▶ _STATED GOAL_: Each line containing the word "this" needs to be copied.

▶ _RECORDS SHOWN_:
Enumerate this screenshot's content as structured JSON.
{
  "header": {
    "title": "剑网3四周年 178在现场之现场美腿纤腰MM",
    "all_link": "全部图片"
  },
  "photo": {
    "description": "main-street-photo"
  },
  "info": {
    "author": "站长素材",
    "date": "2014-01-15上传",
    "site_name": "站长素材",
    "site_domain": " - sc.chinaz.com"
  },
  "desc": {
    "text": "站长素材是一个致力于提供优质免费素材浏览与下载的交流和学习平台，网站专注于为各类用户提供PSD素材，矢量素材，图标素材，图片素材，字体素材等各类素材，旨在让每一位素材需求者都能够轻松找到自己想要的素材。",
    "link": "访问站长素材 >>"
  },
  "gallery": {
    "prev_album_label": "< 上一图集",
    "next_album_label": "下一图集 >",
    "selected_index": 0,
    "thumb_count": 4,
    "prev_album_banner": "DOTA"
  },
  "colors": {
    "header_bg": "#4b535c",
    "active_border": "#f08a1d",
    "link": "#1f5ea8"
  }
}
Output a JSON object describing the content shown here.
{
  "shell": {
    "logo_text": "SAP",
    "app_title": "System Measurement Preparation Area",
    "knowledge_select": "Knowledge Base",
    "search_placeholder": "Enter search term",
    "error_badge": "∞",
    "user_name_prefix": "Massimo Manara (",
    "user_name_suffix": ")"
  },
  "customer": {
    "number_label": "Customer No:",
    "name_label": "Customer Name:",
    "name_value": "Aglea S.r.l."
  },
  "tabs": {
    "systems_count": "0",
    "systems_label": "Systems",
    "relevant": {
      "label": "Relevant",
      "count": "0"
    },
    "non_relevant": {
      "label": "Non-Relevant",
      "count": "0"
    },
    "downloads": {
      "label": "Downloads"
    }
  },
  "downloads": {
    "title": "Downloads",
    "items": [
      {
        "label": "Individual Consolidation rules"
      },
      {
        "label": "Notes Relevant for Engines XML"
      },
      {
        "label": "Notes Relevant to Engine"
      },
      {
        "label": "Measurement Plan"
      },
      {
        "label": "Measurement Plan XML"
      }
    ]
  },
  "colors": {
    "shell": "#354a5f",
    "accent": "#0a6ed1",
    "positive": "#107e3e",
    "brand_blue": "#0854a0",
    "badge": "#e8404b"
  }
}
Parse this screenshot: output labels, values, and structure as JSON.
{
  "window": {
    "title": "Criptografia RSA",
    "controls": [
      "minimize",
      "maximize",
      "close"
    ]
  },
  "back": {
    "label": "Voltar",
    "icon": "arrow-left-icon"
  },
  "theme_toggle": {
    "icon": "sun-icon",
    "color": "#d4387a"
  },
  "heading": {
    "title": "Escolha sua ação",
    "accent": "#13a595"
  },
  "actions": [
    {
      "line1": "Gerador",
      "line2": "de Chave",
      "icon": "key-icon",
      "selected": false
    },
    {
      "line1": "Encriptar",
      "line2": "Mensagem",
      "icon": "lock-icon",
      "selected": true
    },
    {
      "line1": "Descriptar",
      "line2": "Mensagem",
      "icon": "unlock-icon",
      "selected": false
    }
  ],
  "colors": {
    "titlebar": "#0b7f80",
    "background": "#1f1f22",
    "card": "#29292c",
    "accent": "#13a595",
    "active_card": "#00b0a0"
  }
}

▶ _FINAL ANSWER_:
Enumerate this screenshot's content as structured JSON.
Parse this screenshot: output labels, values, and structure as JSON.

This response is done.